(WHAT YOU WILL DO) Wherever "class" appears in a line, copy that line.

-- start TASK INPUT --

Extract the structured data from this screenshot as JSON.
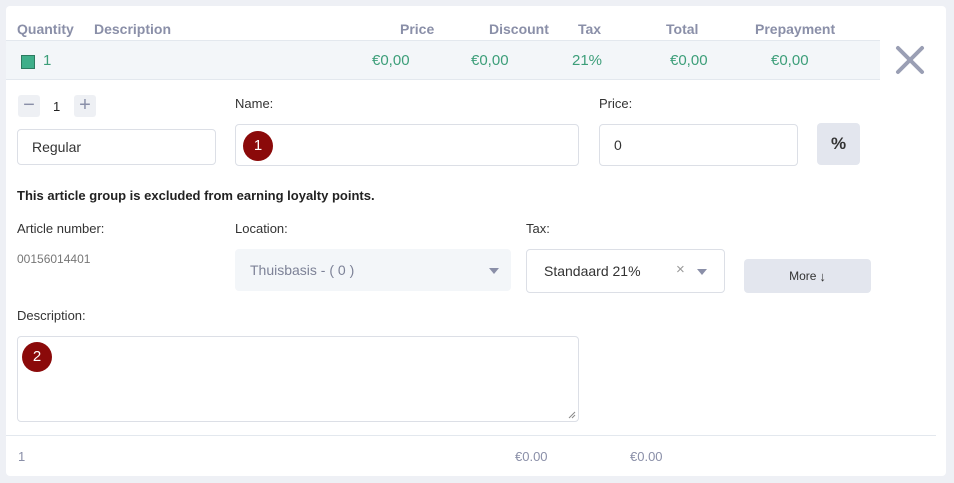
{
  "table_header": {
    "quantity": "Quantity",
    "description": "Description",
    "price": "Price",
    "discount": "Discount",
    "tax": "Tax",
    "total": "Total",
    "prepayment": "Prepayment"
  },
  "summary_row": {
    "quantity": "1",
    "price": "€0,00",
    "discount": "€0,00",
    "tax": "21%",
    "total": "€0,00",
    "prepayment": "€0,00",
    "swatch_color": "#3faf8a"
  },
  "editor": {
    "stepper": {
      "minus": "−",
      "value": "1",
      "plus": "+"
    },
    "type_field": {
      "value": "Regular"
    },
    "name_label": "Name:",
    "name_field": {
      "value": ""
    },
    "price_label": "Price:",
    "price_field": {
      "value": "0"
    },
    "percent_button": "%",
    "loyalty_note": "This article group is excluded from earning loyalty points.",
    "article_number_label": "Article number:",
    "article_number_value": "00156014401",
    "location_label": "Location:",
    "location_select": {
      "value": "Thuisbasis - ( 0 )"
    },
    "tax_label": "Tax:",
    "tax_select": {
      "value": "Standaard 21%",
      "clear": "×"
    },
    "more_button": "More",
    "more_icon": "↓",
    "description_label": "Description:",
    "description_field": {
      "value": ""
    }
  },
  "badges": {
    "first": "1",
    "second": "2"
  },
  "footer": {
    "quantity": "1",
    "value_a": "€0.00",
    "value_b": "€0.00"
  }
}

-- end TASK INPUT --
-- start TASK INPUT --

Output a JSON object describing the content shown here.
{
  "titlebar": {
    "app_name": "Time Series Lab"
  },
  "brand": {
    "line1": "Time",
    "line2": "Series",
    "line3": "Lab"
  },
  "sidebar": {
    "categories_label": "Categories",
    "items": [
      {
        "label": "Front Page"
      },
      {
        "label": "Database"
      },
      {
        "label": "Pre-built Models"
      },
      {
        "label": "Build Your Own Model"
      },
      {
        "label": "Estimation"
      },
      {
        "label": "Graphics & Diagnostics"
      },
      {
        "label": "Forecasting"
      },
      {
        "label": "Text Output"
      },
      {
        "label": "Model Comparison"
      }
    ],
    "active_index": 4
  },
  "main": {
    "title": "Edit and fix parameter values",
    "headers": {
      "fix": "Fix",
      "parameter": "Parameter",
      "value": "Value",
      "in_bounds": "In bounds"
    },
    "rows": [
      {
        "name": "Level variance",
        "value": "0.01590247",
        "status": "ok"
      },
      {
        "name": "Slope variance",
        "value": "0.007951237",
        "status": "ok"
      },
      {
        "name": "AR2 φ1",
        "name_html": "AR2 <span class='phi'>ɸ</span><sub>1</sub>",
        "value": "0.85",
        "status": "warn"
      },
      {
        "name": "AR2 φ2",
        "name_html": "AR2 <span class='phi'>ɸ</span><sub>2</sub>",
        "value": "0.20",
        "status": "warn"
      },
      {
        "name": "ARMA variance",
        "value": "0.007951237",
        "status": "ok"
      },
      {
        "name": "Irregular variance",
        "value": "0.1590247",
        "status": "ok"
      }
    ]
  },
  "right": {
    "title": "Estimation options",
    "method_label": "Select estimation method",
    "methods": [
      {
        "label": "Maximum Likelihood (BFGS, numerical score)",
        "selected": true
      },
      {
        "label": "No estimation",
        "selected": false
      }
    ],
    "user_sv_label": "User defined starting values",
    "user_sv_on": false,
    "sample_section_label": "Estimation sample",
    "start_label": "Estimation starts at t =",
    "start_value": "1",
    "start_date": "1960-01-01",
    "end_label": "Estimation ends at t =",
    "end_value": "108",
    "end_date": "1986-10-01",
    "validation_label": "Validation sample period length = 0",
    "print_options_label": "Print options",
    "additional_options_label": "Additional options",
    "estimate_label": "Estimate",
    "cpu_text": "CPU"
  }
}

-- end TASK INPUT --
-- start TASK INPUT --

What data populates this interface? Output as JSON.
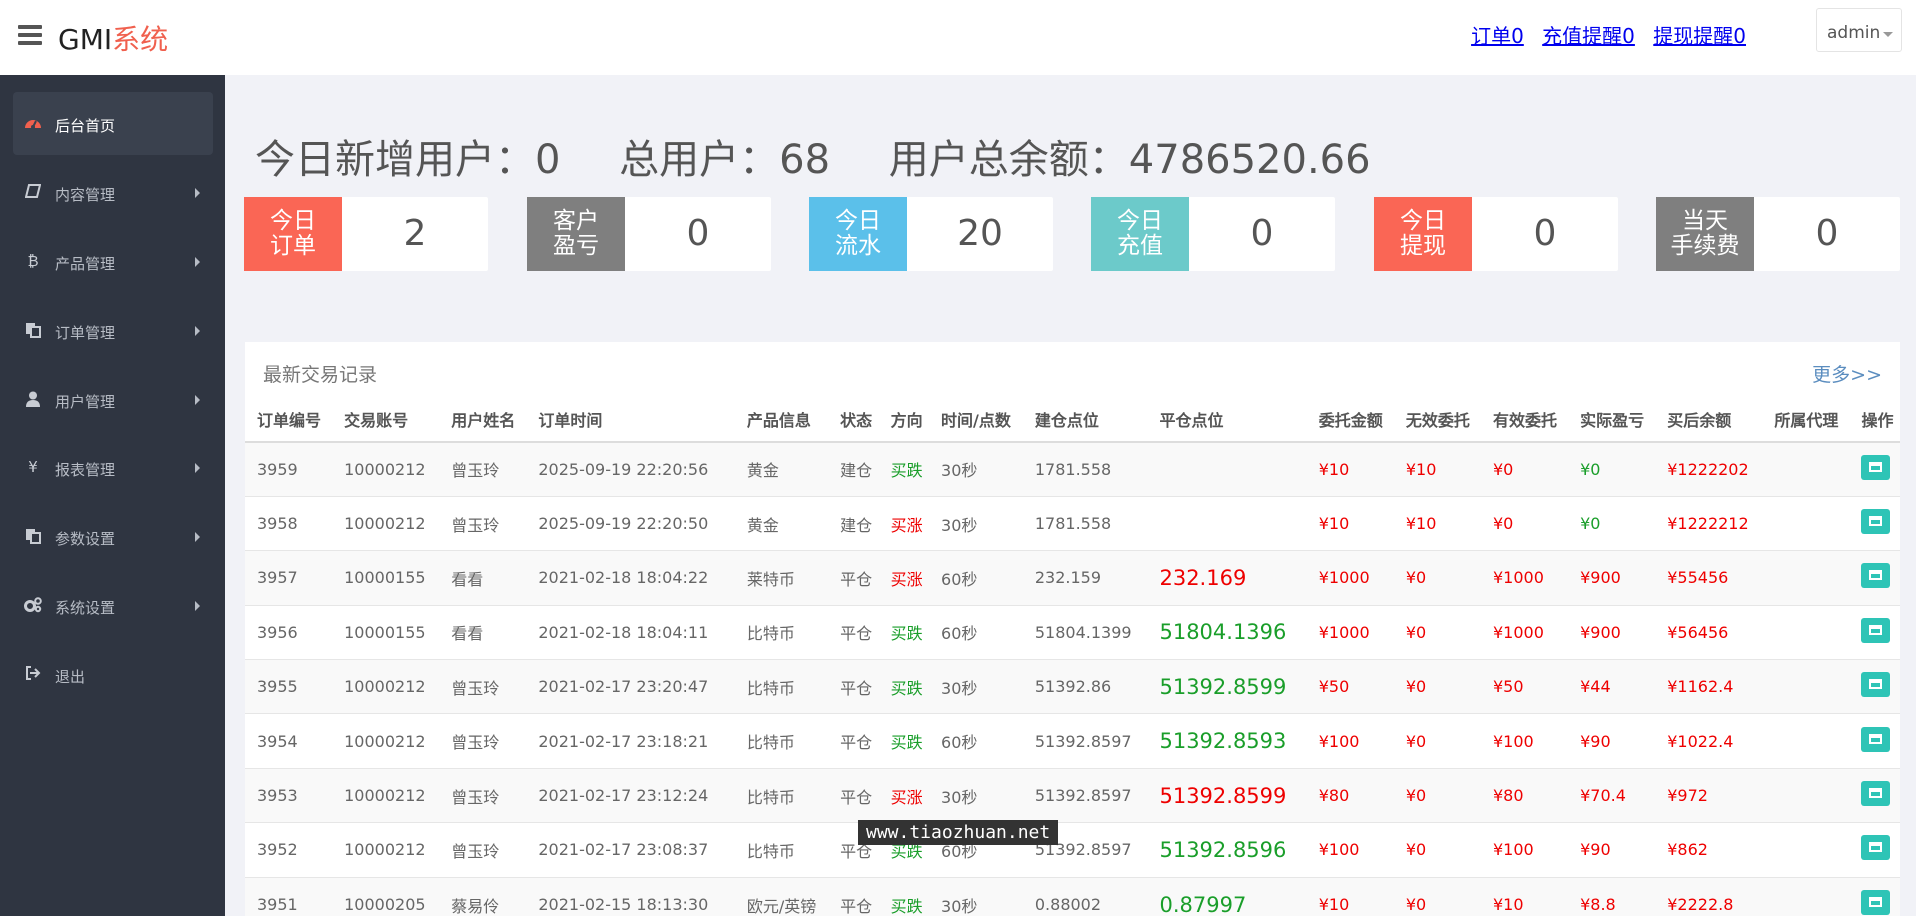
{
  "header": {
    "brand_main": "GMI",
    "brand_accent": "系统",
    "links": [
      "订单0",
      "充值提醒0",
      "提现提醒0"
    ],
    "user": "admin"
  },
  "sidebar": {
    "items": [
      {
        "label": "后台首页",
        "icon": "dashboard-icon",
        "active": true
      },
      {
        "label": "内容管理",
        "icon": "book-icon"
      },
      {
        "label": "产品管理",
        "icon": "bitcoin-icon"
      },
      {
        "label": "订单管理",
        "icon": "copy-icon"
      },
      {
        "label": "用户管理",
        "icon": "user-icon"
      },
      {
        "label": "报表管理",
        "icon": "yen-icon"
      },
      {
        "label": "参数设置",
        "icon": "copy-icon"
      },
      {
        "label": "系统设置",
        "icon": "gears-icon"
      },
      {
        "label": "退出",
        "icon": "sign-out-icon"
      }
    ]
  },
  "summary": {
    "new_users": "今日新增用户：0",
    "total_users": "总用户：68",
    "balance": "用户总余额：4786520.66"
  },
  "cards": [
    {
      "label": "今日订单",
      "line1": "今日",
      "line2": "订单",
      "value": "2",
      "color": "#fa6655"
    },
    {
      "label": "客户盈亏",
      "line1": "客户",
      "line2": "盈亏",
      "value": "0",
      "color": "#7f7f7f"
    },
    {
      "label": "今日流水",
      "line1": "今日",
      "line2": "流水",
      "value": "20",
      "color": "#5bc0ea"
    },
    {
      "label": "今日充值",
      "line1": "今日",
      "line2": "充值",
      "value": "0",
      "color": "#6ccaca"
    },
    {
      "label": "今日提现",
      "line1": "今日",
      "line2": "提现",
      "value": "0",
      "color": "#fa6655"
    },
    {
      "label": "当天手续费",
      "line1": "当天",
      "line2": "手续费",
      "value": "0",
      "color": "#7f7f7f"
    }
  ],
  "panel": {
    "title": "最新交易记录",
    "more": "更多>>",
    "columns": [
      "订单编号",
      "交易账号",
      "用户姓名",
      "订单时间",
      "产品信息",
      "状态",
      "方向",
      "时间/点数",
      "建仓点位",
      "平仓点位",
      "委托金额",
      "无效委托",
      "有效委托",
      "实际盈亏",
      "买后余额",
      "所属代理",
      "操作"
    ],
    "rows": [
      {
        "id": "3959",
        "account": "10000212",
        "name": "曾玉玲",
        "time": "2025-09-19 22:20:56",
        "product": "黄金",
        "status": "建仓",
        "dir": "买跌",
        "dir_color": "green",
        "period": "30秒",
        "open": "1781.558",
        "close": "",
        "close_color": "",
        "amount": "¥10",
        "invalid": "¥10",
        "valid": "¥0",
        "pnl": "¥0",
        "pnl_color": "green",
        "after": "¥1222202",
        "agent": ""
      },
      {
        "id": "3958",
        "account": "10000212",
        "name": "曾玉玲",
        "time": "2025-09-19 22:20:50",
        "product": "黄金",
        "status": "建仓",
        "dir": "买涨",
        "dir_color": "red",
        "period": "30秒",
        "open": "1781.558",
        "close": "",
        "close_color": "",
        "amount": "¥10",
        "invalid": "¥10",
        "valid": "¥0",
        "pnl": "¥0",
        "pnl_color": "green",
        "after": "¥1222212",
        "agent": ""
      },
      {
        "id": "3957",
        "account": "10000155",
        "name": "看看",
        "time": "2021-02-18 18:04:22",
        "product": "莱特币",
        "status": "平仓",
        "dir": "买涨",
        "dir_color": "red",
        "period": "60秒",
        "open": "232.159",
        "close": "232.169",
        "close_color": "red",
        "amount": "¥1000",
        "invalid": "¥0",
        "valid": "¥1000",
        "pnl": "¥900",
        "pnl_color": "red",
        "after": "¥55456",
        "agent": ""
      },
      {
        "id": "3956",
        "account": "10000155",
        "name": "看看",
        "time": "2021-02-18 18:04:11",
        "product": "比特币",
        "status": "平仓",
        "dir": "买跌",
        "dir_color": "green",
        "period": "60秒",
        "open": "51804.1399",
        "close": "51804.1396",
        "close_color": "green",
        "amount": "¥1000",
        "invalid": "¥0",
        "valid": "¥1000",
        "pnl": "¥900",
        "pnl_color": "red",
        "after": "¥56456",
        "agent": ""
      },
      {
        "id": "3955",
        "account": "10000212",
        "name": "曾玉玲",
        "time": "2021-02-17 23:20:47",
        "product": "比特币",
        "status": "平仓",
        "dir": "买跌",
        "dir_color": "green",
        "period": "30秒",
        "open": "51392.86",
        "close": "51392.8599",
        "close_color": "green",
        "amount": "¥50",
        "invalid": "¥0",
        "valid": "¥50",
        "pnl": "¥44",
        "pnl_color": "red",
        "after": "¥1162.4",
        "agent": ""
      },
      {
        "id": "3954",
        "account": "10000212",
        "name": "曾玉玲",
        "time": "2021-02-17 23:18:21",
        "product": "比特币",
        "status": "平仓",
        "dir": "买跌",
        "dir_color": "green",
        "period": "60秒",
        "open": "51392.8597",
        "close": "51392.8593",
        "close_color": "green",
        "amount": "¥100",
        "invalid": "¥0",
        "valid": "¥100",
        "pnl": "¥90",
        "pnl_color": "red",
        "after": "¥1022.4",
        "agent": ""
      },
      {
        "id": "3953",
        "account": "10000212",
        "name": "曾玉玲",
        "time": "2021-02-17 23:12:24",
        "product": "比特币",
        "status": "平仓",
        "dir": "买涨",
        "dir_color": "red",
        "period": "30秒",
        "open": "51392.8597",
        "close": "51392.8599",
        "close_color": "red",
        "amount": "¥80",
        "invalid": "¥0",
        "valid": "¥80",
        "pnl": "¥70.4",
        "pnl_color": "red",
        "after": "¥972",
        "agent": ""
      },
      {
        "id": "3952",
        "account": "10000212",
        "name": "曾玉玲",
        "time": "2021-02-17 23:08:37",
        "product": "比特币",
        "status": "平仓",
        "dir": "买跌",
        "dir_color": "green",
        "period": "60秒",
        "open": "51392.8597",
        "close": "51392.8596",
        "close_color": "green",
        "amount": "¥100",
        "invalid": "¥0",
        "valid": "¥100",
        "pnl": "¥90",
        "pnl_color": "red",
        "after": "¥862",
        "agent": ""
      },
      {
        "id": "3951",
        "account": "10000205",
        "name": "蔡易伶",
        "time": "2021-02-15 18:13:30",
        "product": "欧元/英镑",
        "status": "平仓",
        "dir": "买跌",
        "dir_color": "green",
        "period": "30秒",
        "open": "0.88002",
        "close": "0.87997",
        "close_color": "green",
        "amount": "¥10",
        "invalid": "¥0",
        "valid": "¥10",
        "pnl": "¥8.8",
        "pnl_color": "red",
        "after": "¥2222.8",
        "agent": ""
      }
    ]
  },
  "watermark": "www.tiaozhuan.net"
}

-- end TASK INPUT --

(REPLY)
        "name_html": "AR2 <span class='phi'>ɸ</span><sub>1</sub>",
        "name_html": "AR2 <span class='phi'>ɸ</span><sub>2</sub>",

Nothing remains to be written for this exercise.